_Instruction_. Print verbatim every line starting at the one that contains "Convert this document image to plain text." and ending at the final line of the records; include both endpoints.

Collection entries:
/---
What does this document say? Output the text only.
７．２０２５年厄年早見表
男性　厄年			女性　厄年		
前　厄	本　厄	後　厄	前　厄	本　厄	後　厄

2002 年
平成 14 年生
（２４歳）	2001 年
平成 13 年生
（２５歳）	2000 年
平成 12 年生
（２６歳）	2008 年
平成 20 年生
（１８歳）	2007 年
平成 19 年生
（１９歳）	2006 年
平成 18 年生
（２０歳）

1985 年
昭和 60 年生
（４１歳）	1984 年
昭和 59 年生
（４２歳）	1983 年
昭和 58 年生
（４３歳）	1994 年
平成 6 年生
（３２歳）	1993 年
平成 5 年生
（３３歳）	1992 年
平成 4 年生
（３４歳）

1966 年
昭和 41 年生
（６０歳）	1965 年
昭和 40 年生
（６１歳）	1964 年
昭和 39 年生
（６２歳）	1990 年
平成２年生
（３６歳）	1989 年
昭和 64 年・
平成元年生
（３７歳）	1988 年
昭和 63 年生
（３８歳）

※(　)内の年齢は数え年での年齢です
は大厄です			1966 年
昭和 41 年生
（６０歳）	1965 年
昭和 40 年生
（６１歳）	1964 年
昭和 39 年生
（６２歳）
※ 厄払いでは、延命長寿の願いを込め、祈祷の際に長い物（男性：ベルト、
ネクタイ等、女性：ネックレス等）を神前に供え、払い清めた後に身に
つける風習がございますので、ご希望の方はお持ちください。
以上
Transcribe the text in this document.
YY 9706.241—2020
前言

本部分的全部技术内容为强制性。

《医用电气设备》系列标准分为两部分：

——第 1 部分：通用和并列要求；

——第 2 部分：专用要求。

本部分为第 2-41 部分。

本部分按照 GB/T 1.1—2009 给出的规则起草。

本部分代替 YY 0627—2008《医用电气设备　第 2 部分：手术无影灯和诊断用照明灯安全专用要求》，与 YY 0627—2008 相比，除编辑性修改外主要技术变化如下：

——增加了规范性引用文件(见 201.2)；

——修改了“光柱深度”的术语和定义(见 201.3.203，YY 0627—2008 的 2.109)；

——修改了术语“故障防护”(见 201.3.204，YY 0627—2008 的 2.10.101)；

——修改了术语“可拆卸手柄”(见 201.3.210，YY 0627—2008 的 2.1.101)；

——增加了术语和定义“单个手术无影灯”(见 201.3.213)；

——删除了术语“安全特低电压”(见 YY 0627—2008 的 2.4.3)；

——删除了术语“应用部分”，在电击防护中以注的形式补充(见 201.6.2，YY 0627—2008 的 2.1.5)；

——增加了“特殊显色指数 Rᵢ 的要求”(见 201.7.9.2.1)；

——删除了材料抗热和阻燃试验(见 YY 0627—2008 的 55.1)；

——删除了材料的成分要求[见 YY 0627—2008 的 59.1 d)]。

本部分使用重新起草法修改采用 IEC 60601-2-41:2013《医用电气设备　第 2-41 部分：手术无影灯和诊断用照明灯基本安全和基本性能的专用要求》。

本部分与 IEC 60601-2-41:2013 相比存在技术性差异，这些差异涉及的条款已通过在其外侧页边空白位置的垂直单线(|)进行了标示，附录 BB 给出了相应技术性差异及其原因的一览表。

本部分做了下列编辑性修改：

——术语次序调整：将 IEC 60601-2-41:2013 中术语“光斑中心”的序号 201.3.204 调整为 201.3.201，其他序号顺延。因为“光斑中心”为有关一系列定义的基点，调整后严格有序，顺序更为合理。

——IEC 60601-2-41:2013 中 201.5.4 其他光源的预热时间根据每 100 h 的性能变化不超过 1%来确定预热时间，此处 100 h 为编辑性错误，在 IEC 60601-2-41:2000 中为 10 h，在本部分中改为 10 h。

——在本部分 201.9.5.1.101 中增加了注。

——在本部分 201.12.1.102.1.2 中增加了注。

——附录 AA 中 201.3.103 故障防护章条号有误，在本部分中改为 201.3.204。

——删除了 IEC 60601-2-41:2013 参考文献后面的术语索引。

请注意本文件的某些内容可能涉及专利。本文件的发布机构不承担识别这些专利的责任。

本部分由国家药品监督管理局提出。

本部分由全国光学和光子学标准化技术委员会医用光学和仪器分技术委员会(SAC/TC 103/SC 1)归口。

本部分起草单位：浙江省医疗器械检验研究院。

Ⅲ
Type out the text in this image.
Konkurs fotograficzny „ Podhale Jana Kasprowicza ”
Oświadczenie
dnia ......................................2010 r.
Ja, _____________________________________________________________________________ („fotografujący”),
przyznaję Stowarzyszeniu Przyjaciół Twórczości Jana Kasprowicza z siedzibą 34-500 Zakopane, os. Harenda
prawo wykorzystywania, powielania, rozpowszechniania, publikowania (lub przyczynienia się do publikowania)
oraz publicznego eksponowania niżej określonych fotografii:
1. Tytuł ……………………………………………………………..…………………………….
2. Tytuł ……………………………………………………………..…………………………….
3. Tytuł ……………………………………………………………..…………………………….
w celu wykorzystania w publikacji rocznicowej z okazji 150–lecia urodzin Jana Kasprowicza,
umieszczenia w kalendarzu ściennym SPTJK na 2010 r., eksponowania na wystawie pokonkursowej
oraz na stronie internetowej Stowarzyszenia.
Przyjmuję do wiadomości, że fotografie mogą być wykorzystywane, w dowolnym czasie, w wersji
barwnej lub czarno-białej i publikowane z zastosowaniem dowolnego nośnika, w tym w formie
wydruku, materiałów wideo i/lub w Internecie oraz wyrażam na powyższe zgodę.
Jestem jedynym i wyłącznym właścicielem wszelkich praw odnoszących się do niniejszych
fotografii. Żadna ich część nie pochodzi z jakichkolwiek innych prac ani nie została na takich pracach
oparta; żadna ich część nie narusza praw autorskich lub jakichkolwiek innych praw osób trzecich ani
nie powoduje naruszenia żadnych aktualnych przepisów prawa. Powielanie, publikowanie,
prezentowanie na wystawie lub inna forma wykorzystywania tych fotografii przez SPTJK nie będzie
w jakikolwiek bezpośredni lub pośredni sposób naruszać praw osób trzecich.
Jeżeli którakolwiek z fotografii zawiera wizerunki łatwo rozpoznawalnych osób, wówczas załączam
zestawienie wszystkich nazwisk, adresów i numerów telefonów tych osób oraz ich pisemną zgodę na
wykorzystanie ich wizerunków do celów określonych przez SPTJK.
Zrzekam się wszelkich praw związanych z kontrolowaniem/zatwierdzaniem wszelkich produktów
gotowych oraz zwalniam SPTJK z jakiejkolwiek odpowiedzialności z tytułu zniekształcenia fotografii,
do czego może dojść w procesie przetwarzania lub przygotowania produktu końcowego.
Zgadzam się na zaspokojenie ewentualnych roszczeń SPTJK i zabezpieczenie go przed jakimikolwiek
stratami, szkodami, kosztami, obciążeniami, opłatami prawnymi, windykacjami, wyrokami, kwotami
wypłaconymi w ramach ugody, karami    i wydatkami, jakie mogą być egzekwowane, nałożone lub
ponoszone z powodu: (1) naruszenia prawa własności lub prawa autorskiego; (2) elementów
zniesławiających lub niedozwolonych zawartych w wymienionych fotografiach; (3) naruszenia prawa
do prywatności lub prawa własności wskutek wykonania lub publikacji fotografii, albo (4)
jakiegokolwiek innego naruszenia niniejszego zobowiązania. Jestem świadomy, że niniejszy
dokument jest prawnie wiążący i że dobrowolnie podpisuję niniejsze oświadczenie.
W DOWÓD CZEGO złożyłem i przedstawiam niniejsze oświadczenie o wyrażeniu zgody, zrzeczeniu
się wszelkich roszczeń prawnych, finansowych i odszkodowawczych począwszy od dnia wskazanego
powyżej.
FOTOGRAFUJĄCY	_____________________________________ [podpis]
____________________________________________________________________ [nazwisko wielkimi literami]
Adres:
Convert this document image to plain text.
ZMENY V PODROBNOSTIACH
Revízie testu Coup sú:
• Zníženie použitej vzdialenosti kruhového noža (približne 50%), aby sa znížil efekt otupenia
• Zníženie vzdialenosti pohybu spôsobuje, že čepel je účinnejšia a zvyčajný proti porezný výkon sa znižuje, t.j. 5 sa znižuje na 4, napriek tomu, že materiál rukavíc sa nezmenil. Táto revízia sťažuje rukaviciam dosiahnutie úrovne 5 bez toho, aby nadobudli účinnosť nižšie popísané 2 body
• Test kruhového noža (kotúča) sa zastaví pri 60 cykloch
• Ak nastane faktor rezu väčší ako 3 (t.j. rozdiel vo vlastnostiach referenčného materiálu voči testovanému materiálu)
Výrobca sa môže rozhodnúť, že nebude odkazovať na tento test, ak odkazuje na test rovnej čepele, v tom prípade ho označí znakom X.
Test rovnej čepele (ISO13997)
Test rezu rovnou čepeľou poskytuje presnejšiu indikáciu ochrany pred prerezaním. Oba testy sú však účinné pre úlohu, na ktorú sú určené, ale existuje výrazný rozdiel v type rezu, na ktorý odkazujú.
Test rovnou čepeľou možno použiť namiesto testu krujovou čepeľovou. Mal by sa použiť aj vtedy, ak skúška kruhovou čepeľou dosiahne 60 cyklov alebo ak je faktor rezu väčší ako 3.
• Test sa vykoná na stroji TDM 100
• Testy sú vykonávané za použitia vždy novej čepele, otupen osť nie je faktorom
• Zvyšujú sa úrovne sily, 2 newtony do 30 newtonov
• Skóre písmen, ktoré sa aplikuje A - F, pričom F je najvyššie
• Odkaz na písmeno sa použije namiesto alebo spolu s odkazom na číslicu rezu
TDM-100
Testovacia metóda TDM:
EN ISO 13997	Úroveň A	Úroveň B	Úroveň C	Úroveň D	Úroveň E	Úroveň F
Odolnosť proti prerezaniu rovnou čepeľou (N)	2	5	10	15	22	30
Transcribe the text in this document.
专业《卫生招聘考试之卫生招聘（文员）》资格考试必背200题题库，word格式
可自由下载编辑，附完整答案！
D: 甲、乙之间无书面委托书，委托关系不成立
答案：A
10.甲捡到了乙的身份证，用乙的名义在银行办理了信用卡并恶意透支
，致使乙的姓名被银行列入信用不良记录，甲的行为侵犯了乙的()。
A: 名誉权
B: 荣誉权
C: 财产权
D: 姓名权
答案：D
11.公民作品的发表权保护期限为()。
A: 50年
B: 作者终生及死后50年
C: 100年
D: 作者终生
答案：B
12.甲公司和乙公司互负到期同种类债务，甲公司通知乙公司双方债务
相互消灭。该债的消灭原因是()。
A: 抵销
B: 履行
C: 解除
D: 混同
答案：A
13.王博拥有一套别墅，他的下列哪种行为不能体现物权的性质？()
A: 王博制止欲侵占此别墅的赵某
\---
_Complete output_.
Convert this document image to plain text.
ZMENY V PODROBNOSTIACH
Revízie testu Coup sú:
• Zníženie použitej vzdialenosti kruhového noža (približne 50%), aby sa znížil efekt otupenia
• Zníženie vzdialenosti pohybu spôsobuje, že čepel je účinnejšia a zvyčajný proti porezný výkon sa znižuje, t.j. 5 sa znižuje na 4, napriek tomu, že materiál rukavíc sa nezmenil. Táto revízia sťažuje rukaviciam dosiahnutie úrovne 5 bez toho, aby nadobudli účinnosť nižšie popísané 2 body
• Test kruhového noža (kotúča) sa zastaví pri 60 cykloch
• Ak nastane faktor rezu väčší ako 3 (t.j. rozdiel vo vlastnostiach referenčného materiálu voči testovanému materiálu)
Výrobca sa môže rozhodnúť, že nebude odkazovať na tento test, ak odkazuje na test rovnej čepele, v tom prípade ho označí znakom X.
Test rovnej čepele (ISO13997)
Test rezu rovnou čepeľou poskytuje presnejšiu indikáciu ochrany pred prerezaním. Oba testy sú však účinné pre úlohu, na ktorú sú určené, ale existuje výrazný rozdiel v type rezu, na ktorý odkazujú.
Test rovnou čepeľou možno použiť namiesto testu krujovou čepeľovou. Mal by sa použiť aj vtedy, ak skúška kruhovou čepeľou dosiahne 60 cyklov alebo ak je faktor rezu väčší ako 3.
• Test sa vykoná na stroji TDM 100
• Testy sú vykonávané za použitia vždy novej čepele, otupen osť nie je faktorom
• Zvyšujú sa úrovne sily, 2 newtony do 30 newtonov
• Skóre písmen, ktoré sa aplikuje A - F, pričom F je najvyššie
• Odkaz na písmeno sa použije namiesto alebo spolu s odkazom na číslicu rezu
TDM-100
Testovacia metóda TDM:
EN ISO 13997	Úroveň A	Úroveň B	Úroveň C	Úroveň D	Úroveň E	Úroveň F
Odolnosť proti prerezaniu rovnou čepeľou (N)	2	5	10	15	22	30
Transcribe the text in this document.
专业《卫生招聘考试之卫生招聘（文员）》资格考试必背200题题库，word格式
可自由下载编辑，附完整答案！
D: 甲、乙之间无书面委托书，委托关系不成立
答案：A
10.甲捡到了乙的身份证，用乙的名义在银行办理了信用卡并恶意透支
，致使乙的姓名被银行列入信用不良记录，甲的行为侵犯了乙的()。
A: 名誉权
B: 荣誉权
C: 财产权
D: 姓名权
答案：D
11.公民作品的发表权保护期限为()。
A: 50年
B: 作者终生及死后50年
C: 100年
D: 作者终生
答案：B
12.甲公司和乙公司互负到期同种类债务，甲公司通知乙公司双方债务
相互消灭。该债的消灭原因是()。
A: 抵销
B: 履行
C: 解除
D: 混同
答案：A
13.王博拥有一套别墅，他的下列哪种行为不能体现物权的性质？()
A: 王博制止欲侵占此别墅的赵某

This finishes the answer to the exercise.